**REQUIRED WORK:** Each line should be copied exactly.

## Begin

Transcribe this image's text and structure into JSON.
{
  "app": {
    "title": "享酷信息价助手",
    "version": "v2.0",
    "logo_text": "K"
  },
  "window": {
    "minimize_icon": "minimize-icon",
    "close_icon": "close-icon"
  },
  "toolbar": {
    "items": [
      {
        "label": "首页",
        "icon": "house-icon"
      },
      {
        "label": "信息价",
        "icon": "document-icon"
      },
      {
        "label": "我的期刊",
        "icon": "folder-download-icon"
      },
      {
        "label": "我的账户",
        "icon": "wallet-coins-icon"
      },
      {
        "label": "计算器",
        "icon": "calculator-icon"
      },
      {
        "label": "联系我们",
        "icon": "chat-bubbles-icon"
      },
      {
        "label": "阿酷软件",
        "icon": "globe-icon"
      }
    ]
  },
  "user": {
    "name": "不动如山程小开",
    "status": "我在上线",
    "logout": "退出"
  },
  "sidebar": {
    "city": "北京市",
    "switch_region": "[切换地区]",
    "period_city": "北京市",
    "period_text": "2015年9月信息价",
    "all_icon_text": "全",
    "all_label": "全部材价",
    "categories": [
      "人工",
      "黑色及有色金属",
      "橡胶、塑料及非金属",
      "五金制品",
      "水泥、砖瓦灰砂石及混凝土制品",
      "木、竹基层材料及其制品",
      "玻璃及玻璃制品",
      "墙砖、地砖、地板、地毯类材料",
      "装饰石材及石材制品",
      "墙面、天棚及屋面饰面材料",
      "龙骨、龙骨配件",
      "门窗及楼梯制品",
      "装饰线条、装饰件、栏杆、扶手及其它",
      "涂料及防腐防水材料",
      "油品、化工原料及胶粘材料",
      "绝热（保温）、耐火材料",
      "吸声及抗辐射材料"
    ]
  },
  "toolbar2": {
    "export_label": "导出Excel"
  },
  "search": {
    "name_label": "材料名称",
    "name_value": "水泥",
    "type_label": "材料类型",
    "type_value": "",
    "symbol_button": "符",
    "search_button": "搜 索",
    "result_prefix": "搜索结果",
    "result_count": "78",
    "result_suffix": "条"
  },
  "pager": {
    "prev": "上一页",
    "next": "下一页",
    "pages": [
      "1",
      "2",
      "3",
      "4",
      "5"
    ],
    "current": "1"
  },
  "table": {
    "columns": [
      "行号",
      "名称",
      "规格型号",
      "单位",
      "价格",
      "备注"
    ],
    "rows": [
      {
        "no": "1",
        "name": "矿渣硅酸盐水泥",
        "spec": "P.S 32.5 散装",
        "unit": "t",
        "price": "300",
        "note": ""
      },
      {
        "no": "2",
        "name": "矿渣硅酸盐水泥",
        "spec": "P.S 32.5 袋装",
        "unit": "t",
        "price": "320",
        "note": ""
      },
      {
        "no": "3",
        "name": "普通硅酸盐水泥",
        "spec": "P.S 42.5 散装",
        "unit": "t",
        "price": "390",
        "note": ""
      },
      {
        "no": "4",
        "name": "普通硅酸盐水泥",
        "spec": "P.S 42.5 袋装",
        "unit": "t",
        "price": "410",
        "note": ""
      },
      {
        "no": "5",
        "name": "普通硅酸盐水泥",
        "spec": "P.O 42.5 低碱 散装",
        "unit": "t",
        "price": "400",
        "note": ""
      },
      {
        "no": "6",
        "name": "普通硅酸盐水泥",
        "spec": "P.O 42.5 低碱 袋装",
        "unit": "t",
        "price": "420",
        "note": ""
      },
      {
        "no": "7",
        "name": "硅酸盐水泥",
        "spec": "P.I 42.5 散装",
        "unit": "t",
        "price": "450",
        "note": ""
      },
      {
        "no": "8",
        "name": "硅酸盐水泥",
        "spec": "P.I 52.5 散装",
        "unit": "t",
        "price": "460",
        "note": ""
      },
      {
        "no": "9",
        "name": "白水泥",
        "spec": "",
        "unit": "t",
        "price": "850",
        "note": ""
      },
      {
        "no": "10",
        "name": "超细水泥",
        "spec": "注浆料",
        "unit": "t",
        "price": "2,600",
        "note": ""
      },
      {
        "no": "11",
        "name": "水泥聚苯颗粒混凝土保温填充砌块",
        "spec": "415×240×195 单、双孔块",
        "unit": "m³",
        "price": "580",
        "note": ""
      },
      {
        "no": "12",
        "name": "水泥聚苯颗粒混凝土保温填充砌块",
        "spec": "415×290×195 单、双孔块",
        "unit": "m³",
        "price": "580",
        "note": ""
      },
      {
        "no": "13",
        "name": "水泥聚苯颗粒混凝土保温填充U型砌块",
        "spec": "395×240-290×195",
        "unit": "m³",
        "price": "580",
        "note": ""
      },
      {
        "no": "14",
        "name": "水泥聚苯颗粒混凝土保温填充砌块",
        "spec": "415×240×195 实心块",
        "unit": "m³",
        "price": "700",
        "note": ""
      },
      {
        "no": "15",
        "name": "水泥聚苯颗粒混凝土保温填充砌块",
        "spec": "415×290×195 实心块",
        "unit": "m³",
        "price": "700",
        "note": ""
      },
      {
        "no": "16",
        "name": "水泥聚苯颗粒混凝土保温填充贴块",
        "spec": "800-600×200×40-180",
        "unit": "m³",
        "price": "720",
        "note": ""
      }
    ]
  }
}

## End

**WRITTEN REPLY:**
Transcribe this image's text and structure into JSON.
{
  "app": {
    "title": "享酷信息价助手",
    "version": "v2.0",
    "logo_text": "K"
  },
  "window": {
    "minimize_icon": "minimize-icon",
    "close_icon": "close-icon"
  },
  "toolbar": {
    "items": [
      {
        "label": "首页",
        "icon": "house-icon"
      },
      {
        "label": "信息价",
        "icon": "document-icon"
      },
      {
        "label": "我的期刊",
        "icon": "folder-download-icon"
      },
      {
        "label": "我的账户",
        "icon": "wallet-coins-icon"
      },
      {
        "label": "计算器",
        "icon": "calculator-icon"
      },
      {
        "label": "联系我们",
        "icon": "chat-bubbles-icon"
      },
      {
        "label": "阿酷软件",
        "icon": "globe-icon"
      }
    ]
  },
  "user": {
    "name": "不动如山程小开",
    "status": "我在上线",
    "logout": "退出"
  },
  "sidebar": {
    "city": "北京市",
    "switch_region": "[切换地区]",
    "period_city": "北京市",
    "period_text": "2015年9月信息价",
    "all_icon_text": "全",
    "all_label": "全部材价",
    "categories": [
      "人工",
      "黑色及有色金属",
      "橡胶、塑料及非金属",
      "五金制品",
      "水泥、砖瓦灰砂石及混凝土制品",
      "木、竹基层材料及其制品",
      "玻璃及玻璃制品",
      "墙砖、地砖、地板、地毯类材料",
      "装饰石材及石材制品",
      "墙面、天棚及屋面饰面材料",
      "龙骨、龙骨配件",
      "门窗及楼梯制品",
      "装饰线条、装饰件、栏杆、扶手及其它",
      "涂料及防腐防水材料",
      "油品、化工原料及胶粘材料",
      "绝热（保温）、耐火材料",
      "吸声及抗辐射材料"
    ]
  },
  "toolbar2": {
    "export_label": "导出Excel"
  },
  "search": {
    "name_label": "材料名称",
    "name_value": "水泥",
    "type_label": "材料类型",
    "type_value": "",
    "symbol_button": "符",
    "search_button": "搜 索",
    "result_prefix": "搜索结果",
    "result_count": "78",
    "result_suffix": "条"
  },
  "pager": {
    "prev": "上一页",
    "next": "下一页",
    "pages": [
      "1",
      "2",
      "3",
      "4",
      "5"
    ],
    "current": "1"
  },
  "table": {
    "columns": [
      "行号",
      "名称",
      "规格型号",
      "单位",
      "价格",
      "备注"
    ],
    "rows": [
      {
        "no": "1",
        "name": "矿渣硅酸盐水泥",
        "spec": "P.S 32.5 散装",
        "unit": "t",
        "price": "300",
        "note": ""
      },
      {
        "no": "2",
        "name": "矿渣硅酸盐水泥",
        "spec": "P.S 32.5 袋装",
        "unit": "t",
        "price": "320",
        "note": ""
      },
      {
        "no": "3",
        "name": "普通硅酸盐水泥",
        "spec": "P.S 42.5 散装",
        "unit": "t",
        "price": "390",
        "note": ""
      },
      {
        "no": "4",
        "name": "普通硅酸盐水泥",
        "spec": "P.S 42.5 袋装",
        "unit": "t",
        "price": "410",
        "note": ""
      },
      {
        "no": "5",
        "name": "普通硅酸盐水泥",
        "spec": "P.O 42.5 低碱 散装",
        "unit": "t",
        "price": "400",
        "note": ""
      },
      {
        "no": "6",
        "name": "普通硅酸盐水泥",
        "spec": "P.O 42.5 低碱 袋装",
        "unit": "t",
        "price": "420",
        "note": ""
      },
      {
        "no": "7",
        "name": "硅酸盐水泥",
        "spec": "P.I 42.5 散装",
        "unit": "t",
        "price": "450",
        "note": ""
      },
      {
        "no": "8",
        "name": "硅酸盐水泥",
        "spec": "P.I 52.5 散装",
        "unit": "t",
        "price": "460",
        "note": ""
      },
      {
        "no": "9",
        "name": "白水泥",
        "spec": "",
        "unit": "t",
        "price": "850",
        "note": ""
      },
      {
        "no": "10",
        "name": "超细水泥",
        "spec": "注浆料",
        "unit": "t",
        "price": "2,600",
        "note": ""
      },
      {
        "no": "11",
        "name": "水泥聚苯颗粒混凝土保温填充砌块",
        "spec": "415×240×195 单、双孔块",
        "unit": "m³",
        "price": "580",
        "note": ""
      },
      {
        "no": "12",
        "name": "水泥聚苯颗粒混凝土保温填充砌块",
        "spec": "415×290×195 单、双孔块",
        "unit": "m³",
        "price": "580",
        "note": ""
      },
      {
        "no": "13",
        "name": "水泥聚苯颗粒混凝土保温填充U型砌块",
        "spec": "395×240-290×195",
        "unit": "m³",
        "price": "580",
        "note": ""
      },
      {
        "no": "14",
        "name": "水泥聚苯颗粒混凝土保温填充砌块",
        "spec": "415×240×195 实心块",
        "unit": "m³",
        "price": "700",
        "note": ""
      },
      {
        "no": "15",
        "name": "水泥聚苯颗粒混凝土保温填充砌块",
        "spec": "415×290×195 实心块",
        "unit": "m³",
        "price": "700",
        "note": ""
      },
      {
        "no": "16",
        "name": "水泥聚苯颗粒混凝土保温填充贴块",
        "spec": "800-600×200×40-180",
        "unit": "m³",
        "price": "720",
        "note": ""
      }
    ]
  }
}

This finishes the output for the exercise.